▶ **Problem**
Your answer must be a single number: the count of lines in the entries below that hold "sidebar".

▶ **Records for the task**
Content starts

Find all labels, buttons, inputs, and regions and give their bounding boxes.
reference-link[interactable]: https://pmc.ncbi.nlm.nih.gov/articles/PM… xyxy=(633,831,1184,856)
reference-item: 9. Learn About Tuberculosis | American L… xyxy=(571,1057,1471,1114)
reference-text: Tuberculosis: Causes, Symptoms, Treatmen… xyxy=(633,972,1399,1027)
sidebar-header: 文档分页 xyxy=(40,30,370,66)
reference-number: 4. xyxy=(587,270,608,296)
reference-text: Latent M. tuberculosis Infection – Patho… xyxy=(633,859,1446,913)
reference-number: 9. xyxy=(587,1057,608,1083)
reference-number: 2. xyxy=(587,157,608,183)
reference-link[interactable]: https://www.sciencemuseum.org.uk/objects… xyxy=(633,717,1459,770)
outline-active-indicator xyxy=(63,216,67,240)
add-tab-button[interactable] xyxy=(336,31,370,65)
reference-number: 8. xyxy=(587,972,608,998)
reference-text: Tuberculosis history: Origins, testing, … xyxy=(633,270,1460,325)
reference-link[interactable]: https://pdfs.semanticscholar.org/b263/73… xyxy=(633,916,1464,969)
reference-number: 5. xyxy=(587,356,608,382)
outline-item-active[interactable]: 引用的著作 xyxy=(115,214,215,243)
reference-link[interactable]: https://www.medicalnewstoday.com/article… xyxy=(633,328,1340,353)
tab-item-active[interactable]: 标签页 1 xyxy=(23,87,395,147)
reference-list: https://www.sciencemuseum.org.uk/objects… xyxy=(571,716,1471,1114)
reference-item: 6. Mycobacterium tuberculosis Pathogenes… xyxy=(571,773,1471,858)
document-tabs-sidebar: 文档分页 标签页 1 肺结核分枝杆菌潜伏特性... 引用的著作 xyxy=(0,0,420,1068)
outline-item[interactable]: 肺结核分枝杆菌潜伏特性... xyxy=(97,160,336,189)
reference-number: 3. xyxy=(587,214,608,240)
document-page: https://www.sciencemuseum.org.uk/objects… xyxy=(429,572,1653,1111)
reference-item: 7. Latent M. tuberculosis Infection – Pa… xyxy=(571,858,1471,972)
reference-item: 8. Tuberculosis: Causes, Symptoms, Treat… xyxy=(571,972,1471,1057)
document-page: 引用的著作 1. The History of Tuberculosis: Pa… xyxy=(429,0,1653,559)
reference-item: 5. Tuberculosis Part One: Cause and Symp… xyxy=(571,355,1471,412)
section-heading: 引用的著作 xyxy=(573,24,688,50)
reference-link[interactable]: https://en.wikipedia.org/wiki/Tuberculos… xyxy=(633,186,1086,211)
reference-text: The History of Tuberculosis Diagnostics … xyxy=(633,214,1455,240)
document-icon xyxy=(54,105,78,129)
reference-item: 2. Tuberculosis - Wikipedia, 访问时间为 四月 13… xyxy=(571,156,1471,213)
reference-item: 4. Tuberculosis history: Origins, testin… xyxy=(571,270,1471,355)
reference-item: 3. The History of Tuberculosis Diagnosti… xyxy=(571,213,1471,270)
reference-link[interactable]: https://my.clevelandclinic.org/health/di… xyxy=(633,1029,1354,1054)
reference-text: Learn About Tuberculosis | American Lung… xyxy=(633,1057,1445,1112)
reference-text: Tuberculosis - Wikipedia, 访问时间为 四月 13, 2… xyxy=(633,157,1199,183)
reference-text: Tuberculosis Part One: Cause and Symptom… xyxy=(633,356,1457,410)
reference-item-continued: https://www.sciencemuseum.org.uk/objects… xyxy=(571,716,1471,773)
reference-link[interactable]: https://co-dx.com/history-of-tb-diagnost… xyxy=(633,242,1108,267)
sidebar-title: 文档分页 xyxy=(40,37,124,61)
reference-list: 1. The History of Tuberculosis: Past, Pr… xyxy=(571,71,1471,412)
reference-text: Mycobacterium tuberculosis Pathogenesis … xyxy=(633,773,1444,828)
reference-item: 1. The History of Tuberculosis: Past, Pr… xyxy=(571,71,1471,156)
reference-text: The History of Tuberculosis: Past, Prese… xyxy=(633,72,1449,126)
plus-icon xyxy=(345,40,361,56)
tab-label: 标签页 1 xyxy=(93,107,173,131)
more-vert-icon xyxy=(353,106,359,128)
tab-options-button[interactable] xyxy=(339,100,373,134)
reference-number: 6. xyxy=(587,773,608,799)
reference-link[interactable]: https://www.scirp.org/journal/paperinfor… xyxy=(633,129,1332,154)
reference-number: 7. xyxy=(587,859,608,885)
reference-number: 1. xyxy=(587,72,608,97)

Content ends

▶ **Finished task**
3